▸ DATA LINES:
::::::::

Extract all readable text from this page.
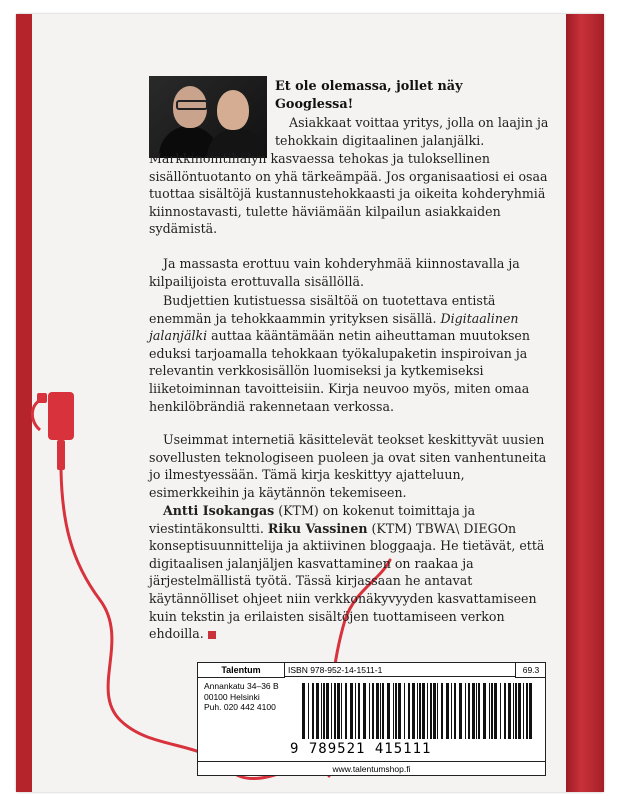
Et ole olemassa, jollet näy
Googlessa!
Asiakkaat voittaa yritys, jolla on laajin ja tehokkain digitaalinen jalanjälki.
Markkinointihälyn kasvaessa tehokas ja tuloksellinen sisällöntuotanto on yhä tärkeämpää. Jos organisaatiosi ei osaa tuottaa sisältöjä kustannustehokkaasti ja oikeita kohderyhmiä kiinnostavasti, tulette häviämään kilpailun asiakkaiden sydämistä.
Ja massasta erottuu vain kohderyhmää kiinnostavalla ja kilpailijoista erottuvalla sisällöllä.
Budjettien kutistuessa sisältöä on tuotettava entistä enemmän ja tehokkaammin yrityksen sisällä. Digitaalinen jalanjälki auttaa kääntämään netin aiheuttaman muutoksen eduksi tarjoamalla tehokkaan työkalupaketin inspiroivan ja relevantin verkkosisällön luomiseksi ja kytkemiseksi liiketoiminnan tavoitteisiin. Kirja neuvoo myös, miten omaa henkilöbrändiä rakennetaan verkossa.
Useimmat internetiä käsittelevät teokset keskittyvät uusien sovellusten teknologiseen puoleen ja ovat siten vanhentuneita jo ilmestyessään. Tämä kirja keskittyy ajatteluun, esimerkkeihin ja käytännön tekemiseen.
Antti Isokangas (KTM) on kokenut toimittaja ja viestintäkonsultti. Riku Vassinen (KTM) TBWA\ DIEGOn konseptisuunnittelija ja aktiivinen bloggaaja. He tietävät, että digitaalisen jalanjäljen kasvattaminen on raakaa ja järjestelmällistä työtä. Tässä kirjassaan he antavat käytännölliset ohjeet niin verkkonäkyvyyden kasvattamiseen kuin tekstin ja erilaisten sisältöjen tuottamiseen verkon ehdoilla.
Talentum	ISBN 978-952-14-1511-1	69.3
Annankatu 34–36 B
00100 Helsinki
Puh. 020 442 4100
9 789521 415111
www.talentumshop.fi
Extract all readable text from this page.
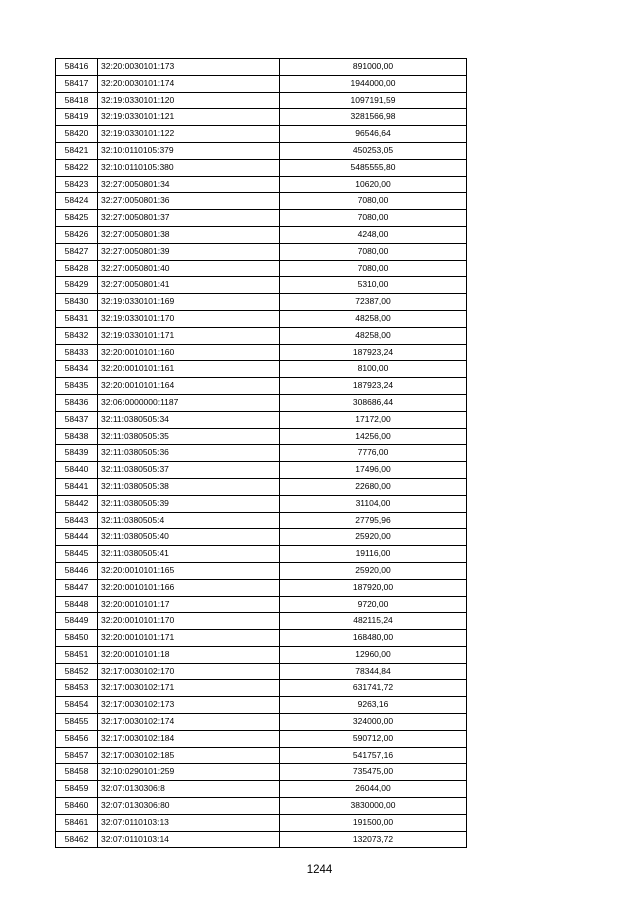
58416	32:20:0030101:173	891000,00
58417	32:20:0030101:174	1944000,00
58418	32:19:0330101:120	1097191,59
58419	32:19:0330101:121	3281566,98
58420	32:19:0330101:122	96546,64
58421	32:10:0110105:379	450253,05
58422	32:10:0110105:380	5485555,80
58423	32:27:0050801:34	10620,00
58424	32:27:0050801:36	7080,00
58425	32:27:0050801:37	7080,00
58426	32:27:0050801:38	4248,00
58427	32:27:0050801:39	7080,00
58428	32:27:0050801:40	7080,00
58429	32:27:0050801:41	5310,00
58430	32:19:0330101:169	72387,00
58431	32:19:0330101:170	48258,00
58432	32:19:0330101:171	48258,00
58433	32:20:0010101:160	187923,24
58434	32:20:0010101:161	8100,00
58435	32:20:0010101:164	187923,24
58436	32:06:0000000:1187	308686,44
58437	32:11:0380505:34	17172,00
58438	32:11:0380505:35	14256,00
58439	32:11:0380505:36	7776,00
58440	32:11:0380505:37	17496,00
58441	32:11:0380505:38	22680,00
58442	32:11:0380505:39	31104,00
58443	32:11:0380505:4	27795,96
58444	32:11:0380505:40	25920,00
58445	32:11:0380505:41	19116,00
58446	32:20:0010101:165	25920,00
58447	32:20:0010101:166	187920,00
58448	32:20:0010101:17	9720,00
58449	32:20:0010101:170	482115,24
58450	32:20:0010101:171	168480,00
58451	32:20:0010101:18	12960,00
58452	32:17:0030102:170	78344,84
58453	32:17:0030102:171	631741,72
58454	32:17:0030102:173	9263,16
58455	32:17:0030102:174	324000,00
58456	32:17:0030102:184	590712,00
58457	32:17:0030102:185	541757,16
58458	32:10:0290101:259	735475,00
58459	32:07:0130306:8	26044,00
58460	32:07:0130306:80	3830000,00
58461	32:07:0110103:13	191500,00
58462	32:07:0110103:14	132073,72
1244
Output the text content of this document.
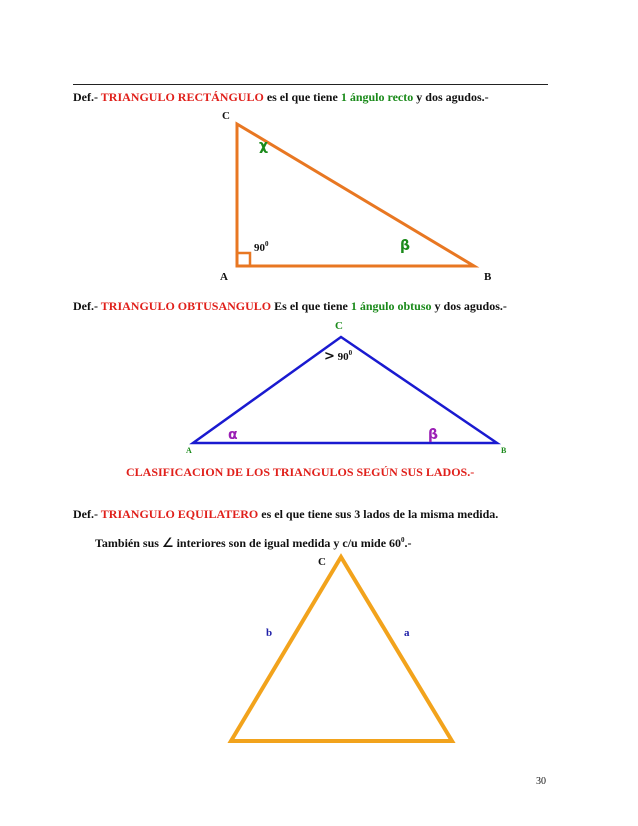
Def.- TRIANGULO RECTÁNGULO es el que tiene 1 ángulo recto y dos agudos.-
C
χ
$90^0$	β
A	B
Def.- TRIANGULO OBTUSANGULO Es el que tiene 1 ángulo obtuso y dos agudos.-
C
> $90^0$
α	β
A	B
CLASIFICACION DE LOS TRIANGULOS SEGÚN SUS LADOS.-
Def.- TRIANGULO EQUILATERO es el que tiene sus 3 lados de la misma medida.
También sus ∠ interiores son de igual medida y c/u mide $60^0.-$
C
b	a
30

::::::::

▸ TASK DIRECTIONS: Using the material above, work out how many lines contain the string "jalanjälki". Give that number alone.

▸ CORRECT OUTPUT: 2